* Listed records *

● ● ●

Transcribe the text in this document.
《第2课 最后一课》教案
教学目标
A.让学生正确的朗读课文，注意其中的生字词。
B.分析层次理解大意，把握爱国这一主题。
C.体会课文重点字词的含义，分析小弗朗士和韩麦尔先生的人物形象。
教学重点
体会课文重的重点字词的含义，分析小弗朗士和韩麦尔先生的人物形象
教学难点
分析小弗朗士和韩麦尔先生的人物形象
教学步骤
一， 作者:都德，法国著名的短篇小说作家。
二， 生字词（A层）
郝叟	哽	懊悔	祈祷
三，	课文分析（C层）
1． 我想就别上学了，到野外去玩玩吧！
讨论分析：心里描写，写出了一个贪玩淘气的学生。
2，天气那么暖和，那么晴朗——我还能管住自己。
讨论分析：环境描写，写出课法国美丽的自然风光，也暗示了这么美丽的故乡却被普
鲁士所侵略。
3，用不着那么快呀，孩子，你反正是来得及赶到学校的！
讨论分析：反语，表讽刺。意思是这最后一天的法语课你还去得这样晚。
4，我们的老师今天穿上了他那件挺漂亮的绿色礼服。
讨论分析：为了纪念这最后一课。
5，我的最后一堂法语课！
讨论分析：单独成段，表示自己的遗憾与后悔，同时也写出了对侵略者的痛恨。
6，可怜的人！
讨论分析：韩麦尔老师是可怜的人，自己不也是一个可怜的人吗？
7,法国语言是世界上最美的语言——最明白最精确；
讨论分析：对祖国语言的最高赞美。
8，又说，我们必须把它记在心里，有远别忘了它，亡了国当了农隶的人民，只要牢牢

● ● ●

* Set exercise *
The records above should be repeated in full, exactly as given.

* Answer *
Transcribe the text in this document.
《第2课 最后一课》教案
教学目标
A.让学生正确的朗读课文，注意其中的生字词。
B.分析层次理解大意，把握爱国这一主题。
C.体会课文重点字词的含义，分析小弗朗士和韩麦尔先生的人物形象。
教学重点
体会课文重的重点字词的含义，分析小弗朗士和韩麦尔先生的人物形象
教学难点
分析小弗朗士和韩麦尔先生的人物形象
教学步骤
一， 作者:都德，法国著名的短篇小说作家。
二， 生字词（A层）
郝叟	哽	懊悔	祈祷
三，	课文分析（C层）
1． 我想就别上学了，到野外去玩玩吧！
讨论分析：心里描写，写出了一个贪玩淘气的学生。
2，天气那么暖和，那么晴朗——我还能管住自己。
讨论分析：环境描写，写出课法国美丽的自然风光，也暗示了这么美丽的故乡却被普
鲁士所侵略。
3，用不着那么快呀，孩子，你反正是来得及赶到学校的！
讨论分析：反语，表讽刺。意思是这最后一天的法语课你还去得这样晚。
4，我们的老师今天穿上了他那件挺漂亮的绿色礼服。
讨论分析：为了纪念这最后一课。
5，我的最后一堂法语课！
讨论分析：单独成段，表示自己的遗憾与后悔，同时也写出了对侵略者的痛恨。
6，可怜的人！
讨论分析：韩麦尔老师是可怜的人，自己不也是一个可怜的人吗？
7,法国语言是世界上最美的语言——最明白最精确；
讨论分析：对祖国语言的最高赞美。
8，又说，我们必须把它记在心里，有远别忘了它，亡了国当了农隶的人民，只要牢牢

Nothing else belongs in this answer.